DIRECTIONS ->
Your task is to repeat all of the data exactly while excluding the pictures.

— START RECORDS SUPPLIED —

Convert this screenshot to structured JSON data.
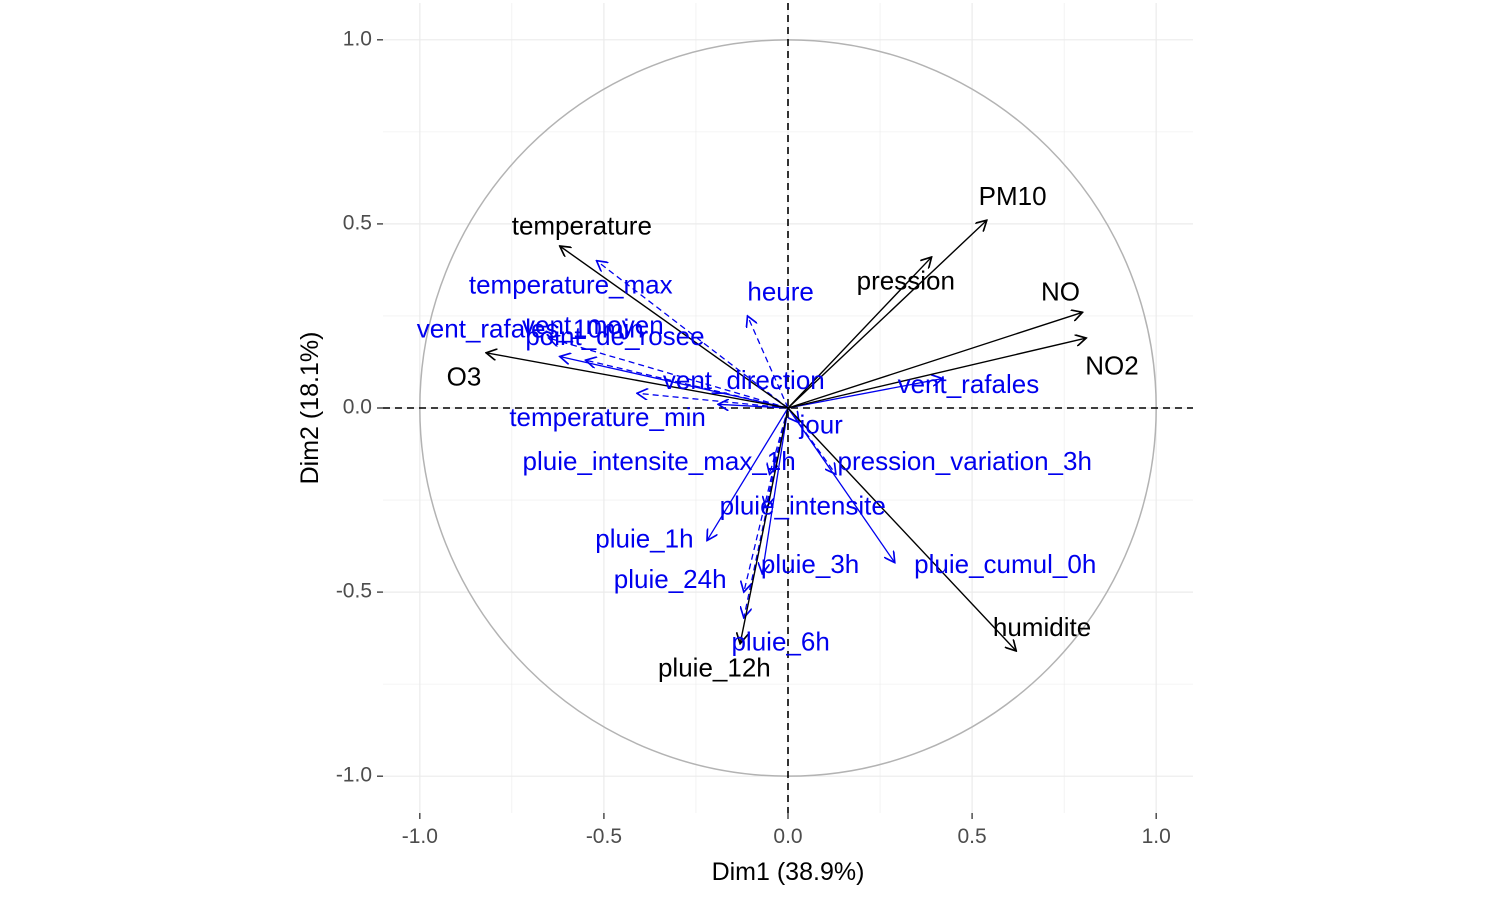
{
  "chart_data": {
    "type": "scatter",
    "subtype": "pca-correlation-circle",
    "title": "",
    "xlabel": "Dim1 (38.9%)",
    "ylabel": "Dim2 (18.1%)",
    "xlim": [
      -1.1,
      1.1
    ],
    "ylim": [
      -1.1,
      1.1
    ],
    "x_ticks": [
      {
        "value": -1.0,
        "label": "-1.0"
      },
      {
        "value": -0.5,
        "label": "-0.5"
      },
      {
        "value": 0.0,
        "label": "0.0"
      },
      {
        "value": 0.5,
        "label": "0.5"
      },
      {
        "value": 1.0,
        "label": "1.0"
      }
    ],
    "y_ticks": [
      {
        "value": 1.0,
        "label": "1.0"
      },
      {
        "value": 0.5,
        "label": "0.5"
      },
      {
        "value": 0.0,
        "label": "0.0"
      },
      {
        "value": -0.5,
        "label": "-0.5"
      },
      {
        "value": -1.0,
        "label": "-1.0"
      }
    ],
    "grid": true,
    "unit_circle": true,
    "colors": {
      "active": "#000000",
      "supplementary": "#0000ee",
      "circle": "#b3b3b3",
      "grid": "#ebebeb"
    },
    "series": [
      {
        "name": "",
        "role": "active",
        "line_style": "solid",
        "points": [
          {
            "label": "temperature",
            "x": -0.62,
            "y": 0.44,
            "label_x": -0.56,
            "label_y": 0.49
          },
          {
            "label": "O3",
            "x": -0.82,
            "y": 0.15,
            "label_x": -0.88,
            "label_y": 0.08
          },
          {
            "label": "PM10",
            "x": 0.54,
            "y": 0.51,
            "label_x": 0.61,
            "label_y": 0.57
          },
          {
            "label": "pression",
            "x": 0.39,
            "y": 0.41,
            "label_x": 0.32,
            "label_y": 0.34
          },
          {
            "label": "NO",
            "x": 0.8,
            "y": 0.26,
            "label_x": 0.74,
            "label_y": 0.31
          },
          {
            "label": "NO2",
            "x": 0.81,
            "y": 0.19,
            "label_x": 0.88,
            "label_y": 0.11
          },
          {
            "label": "humidite",
            "x": 0.62,
            "y": -0.66,
            "label_x": 0.69,
            "label_y": -0.6
          },
          {
            "label": "pluie_12h",
            "x": -0.13,
            "y": -0.64,
            "label_x": -0.2,
            "label_y": -0.71
          }
        ]
      },
      {
        "name": "",
        "role": "supplementary",
        "points": [
          {
            "label": "temperature_max",
            "x": -0.52,
            "y": 0.4,
            "label_x": -0.59,
            "label_y": 0.33,
            "line_style": "dashed"
          },
          {
            "label": "heure",
            "x": -0.11,
            "y": 0.25,
            "label_x": -0.02,
            "label_y": 0.31,
            "line_style": "dashed"
          },
          {
            "label": "vent_rafales_10min",
            "x": -0.62,
            "y": 0.14,
            "label_x": -0.7,
            "label_y": 0.21,
            "line_style": "solid"
          },
          {
            "label": "vent_moyen",
            "x": -0.65,
            "y": 0.19,
            "label_x": -0.53,
            "label_y": 0.22,
            "line_style": "dashed"
          },
          {
            "label": "point_de_rosee",
            "x": -0.55,
            "y": 0.13,
            "label_x": -0.47,
            "label_y": 0.19,
            "line_style": "dashed"
          },
          {
            "label": "vent_direction",
            "x": -0.19,
            "y": 0.01,
            "label_x": -0.12,
            "label_y": 0.07,
            "line_style": "solid"
          },
          {
            "label": "vent_rafales",
            "x": 0.42,
            "y": 0.08,
            "label_x": 0.49,
            "label_y": 0.06,
            "line_style": "solid"
          },
          {
            "label": "temperature_min",
            "x": -0.41,
            "y": 0.04,
            "label_x": -0.49,
            "label_y": -0.03,
            "line_style": "dashed"
          },
          {
            "label": "jour",
            "x": 0.03,
            "y": -0.04,
            "label_x": 0.09,
            "label_y": -0.05,
            "line_style": "dashed"
          },
          {
            "label": "pluie_intensite_max_1h",
            "x": -0.05,
            "y": -0.18,
            "label_x": -0.35,
            "label_y": -0.15,
            "line_style": "dashed"
          },
          {
            "label": "pression_variation_3h",
            "x": 0.13,
            "y": -0.18,
            "label_x": 0.48,
            "label_y": -0.15,
            "line_style": "dashed"
          },
          {
            "label": "pluie_intensite",
            "x": -0.06,
            "y": -0.27,
            "label_x": 0.04,
            "label_y": -0.27,
            "line_style": "dashed"
          },
          {
            "label": "pluie_1h",
            "x": -0.22,
            "y": -0.36,
            "label_x": -0.39,
            "label_y": -0.36,
            "line_style": "solid"
          },
          {
            "label": "pluie_3h",
            "x": -0.07,
            "y": -0.45,
            "label_x": 0.06,
            "label_y": -0.43,
            "line_style": "solid"
          },
          {
            "label": "pluie_cumul_0h",
            "x": 0.29,
            "y": -0.42,
            "label_x": 0.59,
            "label_y": -0.43,
            "line_style": "solid"
          },
          {
            "label": "pluie_24h",
            "x": -0.12,
            "y": -0.5,
            "label_x": -0.32,
            "label_y": -0.47,
            "line_style": "dashed"
          },
          {
            "label": "pluie_6h",
            "x": -0.12,
            "y": -0.57,
            "label_x": -0.02,
            "label_y": -0.64,
            "line_style": "dashed"
          }
        ]
      }
    ]
  }
}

— END RECORDS SUPPLIED —

RESULT BELOW ->
Convert this screenshot to structured JSON data.
{
  "chart_data": {
    "type": "scatter",
    "subtype": "pca-correlation-circle",
    "title": "",
    "xlabel": "Dim1 (38.9%)",
    "ylabel": "Dim2 (18.1%)",
    "xlim": [
      -1.1,
      1.1
    ],
    "ylim": [
      -1.1,
      1.1
    ],
    "x_ticks": [
      {
        "value": -1.0,
        "label": "-1.0"
      },
      {
        "value": -0.5,
        "label": "-0.5"
      },
      {
        "value": 0.0,
        "label": "0.0"
      },
      {
        "value": 0.5,
        "label": "0.5"
      },
      {
        "value": 1.0,
        "label": "1.0"
      }
    ],
    "y_ticks": [
      {
        "value": 1.0,
        "label": "1.0"
      },
      {
        "value": 0.5,
        "label": "0.5"
      },
      {
        "value": 0.0,
        "label": "0.0"
      },
      {
        "value": -0.5,
        "label": "-0.5"
      },
      {
        "value": -1.0,
        "label": "-1.0"
      }
    ],
    "grid": true,
    "unit_circle": true,
    "colors": {
      "active": "#000000",
      "supplementary": "#0000ee",
      "circle": "#b3b3b3",
      "grid": "#ebebeb"
    },
    "series": [
      {
        "name": "",
        "role": "active",
        "line_style": "solid",
        "points": [
          {
            "label": "temperature",
            "x": -0.62,
            "y": 0.44,
            "label_x": -0.56,
            "label_y": 0.49
          },
          {
            "label": "O3",
            "x": -0.82,
            "y": 0.15,
            "label_x": -0.88,
            "label_y": 0.08
          },
          {
            "label": "PM10",
            "x": 0.54,
            "y": 0.51,
            "label_x": 0.61,
            "label_y": 0.57
          },
          {
            "label": "pression",
            "x": 0.39,
            "y": 0.41,
            "label_x": 0.32,
            "label_y": 0.34
          },
          {
            "label": "NO",
            "x": 0.8,
            "y": 0.26,
            "label_x": 0.74,
            "label_y": 0.31
          },
          {
            "label": "NO2",
            "x": 0.81,
            "y": 0.19,
            "label_x": 0.88,
            "label_y": 0.11
          },
          {
            "label": "humidite",
            "x": 0.62,
            "y": -0.66,
            "label_x": 0.69,
            "label_y": -0.6
          },
          {
            "label": "pluie_12h",
            "x": -0.13,
            "y": -0.64,
            "label_x": -0.2,
            "label_y": -0.71
          }
        ]
      },
      {
        "name": "",
        "role": "supplementary",
        "points": [
          {
            "label": "temperature_max",
            "x": -0.52,
            "y": 0.4,
            "label_x": -0.59,
            "label_y": 0.33,
            "line_style": "dashed"
          },
          {
            "label": "heure",
            "x": -0.11,
            "y": 0.25,
            "label_x": -0.02,
            "label_y": 0.31,
            "line_style": "dashed"
          },
          {
            "label": "vent_rafales_10min",
            "x": -0.62,
            "y": 0.14,
            "label_x": -0.7,
            "label_y": 0.21,
            "line_style": "solid"
          },
          {
            "label": "vent_moyen",
            "x": -0.65,
            "y": 0.19,
            "label_x": -0.53,
            "label_y": 0.22,
            "line_style": "dashed"
          },
          {
            "label": "point_de_rosee",
            "x": -0.55,
            "y": 0.13,
            "label_x": -0.47,
            "label_y": 0.19,
            "line_style": "dashed"
          },
          {
            "label": "vent_direction",
            "x": -0.19,
            "y": 0.01,
            "label_x": -0.12,
            "label_y": 0.07,
            "line_style": "solid"
          },
          {
            "label": "vent_rafales",
            "x": 0.42,
            "y": 0.08,
            "label_x": 0.49,
            "label_y": 0.06,
            "line_style": "solid"
          },
          {
            "label": "temperature_min",
            "x": -0.41,
            "y": 0.04,
            "label_x": -0.49,
            "label_y": -0.03,
            "line_style": "dashed"
          },
          {
            "label": "jour",
            "x": 0.03,
            "y": -0.04,
            "label_x": 0.09,
            "label_y": -0.05,
            "line_style": "dashed"
          },
          {
            "label": "pluie_intensite_max_1h",
            "x": -0.05,
            "y": -0.18,
            "label_x": -0.35,
            "label_y": -0.15,
            "line_style": "dashed"
          },
          {
            "label": "pression_variation_3h",
            "x": 0.13,
            "y": -0.18,
            "label_x": 0.48,
            "label_y": -0.15,
            "line_style": "dashed"
          },
          {
            "label": "pluie_intensite",
            "x": -0.06,
            "y": -0.27,
            "label_x": 0.04,
            "label_y": -0.27,
            "line_style": "dashed"
          },
          {
            "label": "pluie_1h",
            "x": -0.22,
            "y": -0.36,
            "label_x": -0.39,
            "label_y": -0.36,
            "line_style": "solid"
          },
          {
            "label": "pluie_3h",
            "x": -0.07,
            "y": -0.45,
            "label_x": 0.06,
            "label_y": -0.43,
            "line_style": "solid"
          },
          {
            "label": "pluie_cumul_0h",
            "x": 0.29,
            "y": -0.42,
            "label_x": 0.59,
            "label_y": -0.43,
            "line_style": "solid"
          },
          {
            "label": "pluie_24h",
            "x": -0.12,
            "y": -0.5,
            "label_x": -0.32,
            "label_y": -0.47,
            "line_style": "dashed"
          },
          {
            "label": "pluie_6h",
            "x": -0.12,
            "y": -0.57,
            "label_x": -0.02,
            "label_y": -0.64,
            "line_style": "dashed"
          }
        ]
      }
    ]
  }
}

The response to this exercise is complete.